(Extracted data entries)
════════

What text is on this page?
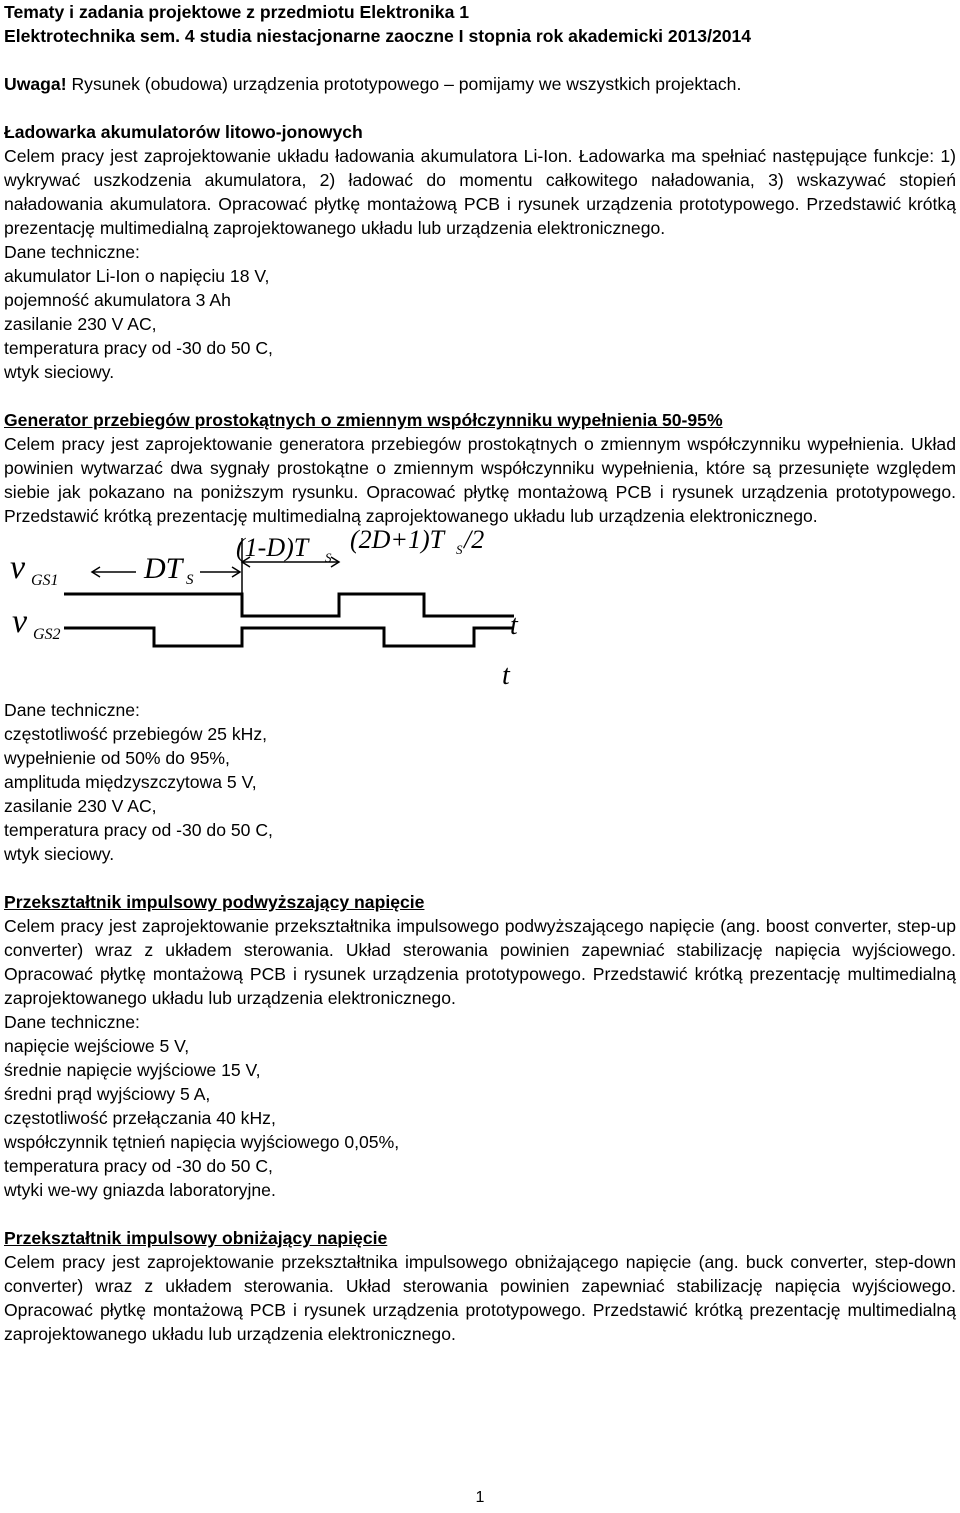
Tematy i zadania projektowe z przedmiotu Elektronika 1
Elektrotechnika sem. 4 studia niestacjonarne zaoczne I stopnia rok akademicki 2013/2014
Uwaga! Rysunek (obudowa) urządzenia prototypowego – pomijamy we wszystkich projektach.
Ładowarka akumulatorów litowo-jonowych
Celem pracy jest zaprojektowanie układu ładowania akumulatora Li-Ion. Ładowarka ma spełniać następujące funkcje: 1) wykrywać uszkodzenia akumulatora, 2) ładować do momentu całkowitego naładowania, 3) wskazywać stopień naładowania akumulatora. Opracować płytkę montażową PCB i rysunek urządzenia prototypowego. Przedstawić krótką prezentację multimedialną zaprojektowanego układu lub urządzenia elektronicznego.
Dane techniczne:
akumulator Li-Ion o napięciu 18 V,
pojemność akumulatora 3 Ah
zasilanie 230 V AC,
temperatura pracy od -30 do 50 C,
wtyk sieciowy.
Generator przebiegów prostokątnych o zmiennym współczynniku wypełnienia 50-95%
Celem pracy jest zaprojektowanie generatora przebiegów prostokątnych o zmiennym współczynniku wypełnienia. Układ powinien wytwarzać dwa sygnały prostokątne o zmiennym współczynniku wypełnienia, które są przesunięte względem siebie jak pokazano na poniższym rysunku. Opracować płytkę montażową PCB i rysunek urządzenia prototypowego. Przedstawić krótką prezentację multimedialną zaprojektowanego układu lub urządzenia elektronicznego.
v GS1
v GS2
DT S
(1-D)T S
(2D+1)T S /2
t
t
Dane techniczne:
częstotliwość przebiegów 25 kHz,
wypełnienie od 50% do 95%,
amplituda międzyszczytowa 5 V,
zasilanie 230 V AC,
temperatura pracy od -30 do 50 C,
wtyk sieciowy.
Przekształtnik impulsowy podwyższający napięcie
Celem pracy jest zaprojektowanie przekształtnika impulsowego podwyższającego napięcie (ang. boost converter, step-up converter) wraz z układem sterowania. Układ sterowania powinien zapewniać stabilizację napięcia wyjściowego. Opracować płytkę montażową PCB i rysunek urządzenia prototypowego. Przedstawić krótką prezentację multimedialną zaprojektowanego układu lub urządzenia elektronicznego.
Dane techniczne:
napięcie wejściowe 5 V,
średnie napięcie wyjściowe 15 V,
średni prąd wyjściowy 5 A,
częstotliwość przełączania 40 kHz,
współczynnik tętnień napięcia wyjściowego 0,05%,
temperatura pracy od -30 do 50 C,
wtyki we-wy gniazda laboratoryjne.
Przekształtnik impulsowy obniżający napięcie
Celem pracy jest zaprojektowanie przekształtnika impulsowego obniżającego napięcie (ang. buck converter, step-down converter) wraz z układem sterowania. Układ sterowania powinien zapewniać stabilizację napięcia wyjściowego. Opracować płytkę montażową PCB i rysunek urządzenia prototypowego. Przedstawić krótką prezentację multimedialną zaprojektowanego układu lub urządzenia elektronicznego.
1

════════

▶ [Aim of the exercise] Using the records above, retype everything exactly except the pictures.

▶ [Output of the exercise]
What text is on this page?
Tematy i zadania projektowe z przedmiotu Elektronika 1
Elektrotechnika sem. 4 studia niestacjonarne zaoczne I stopnia rok akademicki 2013/2014
Uwaga! Rysunek (obudowa) urządzenia prototypowego – pomijamy we wszystkich projektach.
Ładowarka akumulatorów litowo-jonowych
Celem pracy jest zaprojektowanie układu ładowania akumulatora Li-Ion. Ładowarka ma spełniać następujące funkcje: 1) wykrywać uszkodzenia akumulatora, 2) ładować do momentu całkowitego naładowania, 3) wskazywać stopień naładowania akumulatora. Opracować płytkę montażową PCB i rysunek urządzenia prototypowego. Przedstawić krótką prezentację multimedialną zaprojektowanego układu lub urządzenia elektronicznego.
Dane techniczne:
akumulator Li-Ion o napięciu 18 V,
pojemność akumulatora 3 Ah
zasilanie 230 V AC,
temperatura pracy od -30 do 50 C,
wtyk sieciowy.
Generator przebiegów prostokątnych o zmiennym współczynniku wypełnienia 50-95%
Celem pracy jest zaprojektowanie generatora przebiegów prostokątnych o zmiennym współczynniku wypełnienia. Układ powinien wytwarzać dwa sygnały prostokątne o zmiennym współczynniku wypełnienia, które są przesunięte względem siebie jak pokazano na poniższym rysunku. Opracować płytkę montażową PCB i rysunek urządzenia prototypowego. Przedstawić krótką prezentację multimedialną zaprojektowanego układu lub urządzenia elektronicznego.
v GS1
v GS2
DT S
(1-D)T S
(2D+1)T S /2
t
t
Dane techniczne:
częstotliwość przebiegów 25 kHz,
wypełnienie od 50% do 95%,
amplituda międzyszczytowa 5 V,
zasilanie 230 V AC,
temperatura pracy od -30 do 50 C,
wtyk sieciowy.
Przekształtnik impulsowy podwyższający napięcie
Celem pracy jest zaprojektowanie przekształtnika impulsowego podwyższającego napięcie (ang. boost converter, step-up converter) wraz z układem sterowania. Układ sterowania powinien zapewniać stabilizację napięcia wyjściowego. Opracować płytkę montażową PCB i rysunek urządzenia prototypowego. Przedstawić krótką prezentację multimedialną zaprojektowanego układu lub urządzenia elektronicznego.
Dane techniczne:
napięcie wejściowe 5 V,
średnie napięcie wyjściowe 15 V,
średni prąd wyjściowy 5 A,
częstotliwość przełączania 40 kHz,
współczynnik tętnień napięcia wyjściowego 0,05%,
temperatura pracy od -30 do 50 C,
wtyki we-wy gniazda laboratoryjne.
Przekształtnik impulsowy obniżający napięcie
Celem pracy jest zaprojektowanie przekształtnika impulsowego obniżającego napięcie (ang. buck converter, step-down converter) wraz z układem sterowania. Układ sterowania powinien zapewniać stabilizację napięcia wyjściowego. Opracować płytkę montażową PCB i rysunek urządzenia prototypowego. Przedstawić krótką prezentację multimedialną zaprojektowanego układu lub urządzenia elektronicznego.
1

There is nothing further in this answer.